◆ Problem requirements
Search the listing for the string "subject" and copy every line that contains it.

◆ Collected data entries

======

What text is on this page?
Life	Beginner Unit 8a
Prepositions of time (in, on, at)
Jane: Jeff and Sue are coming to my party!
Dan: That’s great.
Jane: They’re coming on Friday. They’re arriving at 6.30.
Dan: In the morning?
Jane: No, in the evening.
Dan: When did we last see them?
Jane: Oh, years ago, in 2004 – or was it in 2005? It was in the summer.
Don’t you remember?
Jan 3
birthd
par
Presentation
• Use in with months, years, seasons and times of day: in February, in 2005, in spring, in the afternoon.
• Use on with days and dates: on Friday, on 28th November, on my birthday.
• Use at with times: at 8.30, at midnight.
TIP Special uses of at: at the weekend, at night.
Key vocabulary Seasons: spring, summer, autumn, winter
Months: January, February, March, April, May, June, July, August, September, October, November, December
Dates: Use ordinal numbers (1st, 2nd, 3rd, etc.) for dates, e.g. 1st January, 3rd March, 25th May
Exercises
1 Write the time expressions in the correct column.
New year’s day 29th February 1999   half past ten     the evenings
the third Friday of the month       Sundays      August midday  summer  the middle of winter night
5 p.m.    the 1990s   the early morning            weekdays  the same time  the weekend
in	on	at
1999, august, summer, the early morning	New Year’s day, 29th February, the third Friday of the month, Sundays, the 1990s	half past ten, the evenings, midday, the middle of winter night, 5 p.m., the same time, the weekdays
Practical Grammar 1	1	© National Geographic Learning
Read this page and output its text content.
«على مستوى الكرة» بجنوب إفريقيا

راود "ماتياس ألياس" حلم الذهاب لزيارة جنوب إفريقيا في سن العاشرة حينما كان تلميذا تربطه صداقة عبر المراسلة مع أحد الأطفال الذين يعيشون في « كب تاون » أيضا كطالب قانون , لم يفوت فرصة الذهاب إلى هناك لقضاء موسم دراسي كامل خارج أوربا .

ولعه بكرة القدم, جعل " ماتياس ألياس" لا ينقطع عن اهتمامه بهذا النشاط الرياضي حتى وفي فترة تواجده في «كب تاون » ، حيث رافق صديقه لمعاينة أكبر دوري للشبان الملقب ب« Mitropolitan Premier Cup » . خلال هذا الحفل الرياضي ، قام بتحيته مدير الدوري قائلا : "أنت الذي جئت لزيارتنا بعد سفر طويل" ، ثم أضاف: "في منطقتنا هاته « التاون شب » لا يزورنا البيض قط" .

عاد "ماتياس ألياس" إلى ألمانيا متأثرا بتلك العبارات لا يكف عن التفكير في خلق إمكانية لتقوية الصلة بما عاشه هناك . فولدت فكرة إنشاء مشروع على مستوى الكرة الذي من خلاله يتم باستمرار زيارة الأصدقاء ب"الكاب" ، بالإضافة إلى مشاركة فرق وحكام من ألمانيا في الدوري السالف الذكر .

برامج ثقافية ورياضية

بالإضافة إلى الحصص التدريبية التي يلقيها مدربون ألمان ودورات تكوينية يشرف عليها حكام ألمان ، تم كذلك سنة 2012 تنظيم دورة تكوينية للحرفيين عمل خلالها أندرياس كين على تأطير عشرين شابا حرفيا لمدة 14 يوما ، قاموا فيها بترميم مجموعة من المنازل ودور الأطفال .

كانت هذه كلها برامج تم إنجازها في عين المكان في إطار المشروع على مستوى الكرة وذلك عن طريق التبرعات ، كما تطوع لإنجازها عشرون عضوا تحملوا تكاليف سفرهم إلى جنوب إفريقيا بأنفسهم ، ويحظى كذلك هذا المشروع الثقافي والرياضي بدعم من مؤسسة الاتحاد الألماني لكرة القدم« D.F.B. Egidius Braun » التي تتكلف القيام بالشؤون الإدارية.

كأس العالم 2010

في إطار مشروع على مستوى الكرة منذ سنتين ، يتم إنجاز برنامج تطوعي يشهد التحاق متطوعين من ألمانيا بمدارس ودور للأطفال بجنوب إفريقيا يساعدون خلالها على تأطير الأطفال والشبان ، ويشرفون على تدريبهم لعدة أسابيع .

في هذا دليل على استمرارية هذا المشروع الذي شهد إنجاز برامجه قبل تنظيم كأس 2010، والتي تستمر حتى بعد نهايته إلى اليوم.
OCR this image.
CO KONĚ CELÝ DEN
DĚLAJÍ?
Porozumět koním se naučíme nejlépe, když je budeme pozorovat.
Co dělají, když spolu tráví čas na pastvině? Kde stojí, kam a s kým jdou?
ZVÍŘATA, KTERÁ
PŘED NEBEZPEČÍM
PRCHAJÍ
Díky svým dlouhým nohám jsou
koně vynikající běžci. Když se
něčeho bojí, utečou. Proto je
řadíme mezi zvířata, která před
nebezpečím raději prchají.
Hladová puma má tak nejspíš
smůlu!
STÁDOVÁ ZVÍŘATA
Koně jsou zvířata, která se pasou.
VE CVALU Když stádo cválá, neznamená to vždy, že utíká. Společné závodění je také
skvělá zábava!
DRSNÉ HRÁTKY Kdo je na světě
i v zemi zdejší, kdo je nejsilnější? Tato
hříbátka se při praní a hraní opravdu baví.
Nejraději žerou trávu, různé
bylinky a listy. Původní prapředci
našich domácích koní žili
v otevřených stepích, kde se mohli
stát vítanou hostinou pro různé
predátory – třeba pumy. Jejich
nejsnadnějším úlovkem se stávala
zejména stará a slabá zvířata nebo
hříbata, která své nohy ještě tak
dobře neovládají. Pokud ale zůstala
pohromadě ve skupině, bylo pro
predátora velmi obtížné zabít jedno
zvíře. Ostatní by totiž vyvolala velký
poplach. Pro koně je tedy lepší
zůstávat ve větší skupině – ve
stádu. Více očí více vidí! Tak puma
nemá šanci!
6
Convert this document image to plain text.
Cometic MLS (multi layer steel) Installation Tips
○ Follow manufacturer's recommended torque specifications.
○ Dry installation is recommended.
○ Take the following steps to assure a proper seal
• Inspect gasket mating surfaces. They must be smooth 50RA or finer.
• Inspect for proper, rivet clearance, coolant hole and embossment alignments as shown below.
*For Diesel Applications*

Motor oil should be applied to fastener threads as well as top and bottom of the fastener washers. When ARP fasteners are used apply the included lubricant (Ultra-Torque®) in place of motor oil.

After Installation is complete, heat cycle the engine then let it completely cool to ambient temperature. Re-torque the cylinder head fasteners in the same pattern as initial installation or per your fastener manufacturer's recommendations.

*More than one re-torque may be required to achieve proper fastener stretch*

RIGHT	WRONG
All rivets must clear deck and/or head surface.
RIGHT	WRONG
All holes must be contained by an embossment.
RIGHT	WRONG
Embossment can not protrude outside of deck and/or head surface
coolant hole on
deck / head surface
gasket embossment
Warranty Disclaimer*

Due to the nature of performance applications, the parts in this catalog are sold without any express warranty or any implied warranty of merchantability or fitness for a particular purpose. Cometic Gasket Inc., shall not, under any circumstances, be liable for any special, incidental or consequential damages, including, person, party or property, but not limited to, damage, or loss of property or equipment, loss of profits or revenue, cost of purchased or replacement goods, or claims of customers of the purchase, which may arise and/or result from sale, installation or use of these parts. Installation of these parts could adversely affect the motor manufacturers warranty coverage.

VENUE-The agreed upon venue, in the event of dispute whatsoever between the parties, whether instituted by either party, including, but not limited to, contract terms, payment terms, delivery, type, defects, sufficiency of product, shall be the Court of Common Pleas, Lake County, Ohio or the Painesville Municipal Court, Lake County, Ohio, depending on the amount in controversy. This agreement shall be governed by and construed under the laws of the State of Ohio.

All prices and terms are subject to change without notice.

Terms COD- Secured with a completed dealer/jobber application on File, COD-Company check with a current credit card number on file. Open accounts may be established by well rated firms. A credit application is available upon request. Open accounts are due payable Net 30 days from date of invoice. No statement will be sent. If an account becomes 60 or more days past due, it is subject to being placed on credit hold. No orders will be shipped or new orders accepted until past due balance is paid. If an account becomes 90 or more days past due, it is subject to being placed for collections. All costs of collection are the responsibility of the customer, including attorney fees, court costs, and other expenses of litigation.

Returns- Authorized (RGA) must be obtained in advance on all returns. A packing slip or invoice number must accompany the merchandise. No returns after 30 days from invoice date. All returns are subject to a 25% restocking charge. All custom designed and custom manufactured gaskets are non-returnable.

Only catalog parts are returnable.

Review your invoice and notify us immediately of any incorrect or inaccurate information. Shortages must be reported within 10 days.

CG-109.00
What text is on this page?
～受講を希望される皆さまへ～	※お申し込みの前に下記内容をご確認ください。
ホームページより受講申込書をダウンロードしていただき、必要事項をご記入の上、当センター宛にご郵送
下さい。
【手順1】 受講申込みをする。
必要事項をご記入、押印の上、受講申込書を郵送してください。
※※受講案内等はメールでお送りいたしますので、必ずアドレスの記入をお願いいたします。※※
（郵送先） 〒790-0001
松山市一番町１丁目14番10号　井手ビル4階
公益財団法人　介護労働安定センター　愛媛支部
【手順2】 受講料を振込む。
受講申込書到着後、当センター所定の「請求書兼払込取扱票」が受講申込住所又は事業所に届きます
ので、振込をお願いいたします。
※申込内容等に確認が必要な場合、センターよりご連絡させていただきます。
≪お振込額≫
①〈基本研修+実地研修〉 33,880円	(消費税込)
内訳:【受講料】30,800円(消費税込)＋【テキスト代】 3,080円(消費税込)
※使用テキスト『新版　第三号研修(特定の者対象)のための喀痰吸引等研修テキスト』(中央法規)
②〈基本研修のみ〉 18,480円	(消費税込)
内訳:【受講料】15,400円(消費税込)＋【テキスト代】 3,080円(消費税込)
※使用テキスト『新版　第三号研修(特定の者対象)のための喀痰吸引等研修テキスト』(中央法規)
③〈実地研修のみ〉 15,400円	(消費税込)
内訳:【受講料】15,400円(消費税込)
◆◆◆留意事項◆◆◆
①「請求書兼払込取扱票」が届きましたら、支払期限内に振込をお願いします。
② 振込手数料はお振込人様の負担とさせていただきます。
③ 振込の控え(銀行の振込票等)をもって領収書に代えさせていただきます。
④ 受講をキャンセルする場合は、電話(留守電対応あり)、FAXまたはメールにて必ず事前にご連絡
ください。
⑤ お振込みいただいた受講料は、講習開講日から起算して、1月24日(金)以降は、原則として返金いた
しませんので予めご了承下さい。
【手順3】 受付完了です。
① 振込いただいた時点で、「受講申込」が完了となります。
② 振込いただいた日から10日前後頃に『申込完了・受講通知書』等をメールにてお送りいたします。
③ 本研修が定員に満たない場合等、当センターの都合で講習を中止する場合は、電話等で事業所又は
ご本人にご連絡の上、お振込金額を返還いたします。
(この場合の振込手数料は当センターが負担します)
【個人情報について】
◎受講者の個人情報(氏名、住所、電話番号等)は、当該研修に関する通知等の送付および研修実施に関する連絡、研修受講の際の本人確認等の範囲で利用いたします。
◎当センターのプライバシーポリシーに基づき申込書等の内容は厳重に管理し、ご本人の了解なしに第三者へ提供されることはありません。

======

◆ Final result
All prices and terms are subject to change without notice.
Terms COD- Secured with a completed dealer/jobber application on File, COD-Company check with a current credit card number on file. Open accounts may be established by well rated firms. A credit application is available upon request. Open accounts are due payable Net 30 days from date of invoice. No statement will be sent. If an account becomes 60 or more days past due, it is subject to being placed on credit hold. No orders will be shipped or new orders accepted until past due balance is paid. If an account becomes 90 or more days past due, it is subject to being placed for collections. All costs of collection are the responsibility of the customer, including attorney fees, court costs, and other expenses of litigation.
Returns- Authorized (RGA) must be obtained in advance on all returns. A packing slip or invoice number must accompany the merchandise. No returns after 30 days from invoice date. All returns are subject to a 25% restocking charge. All custom designed and custom manufactured gaskets are non-returnable.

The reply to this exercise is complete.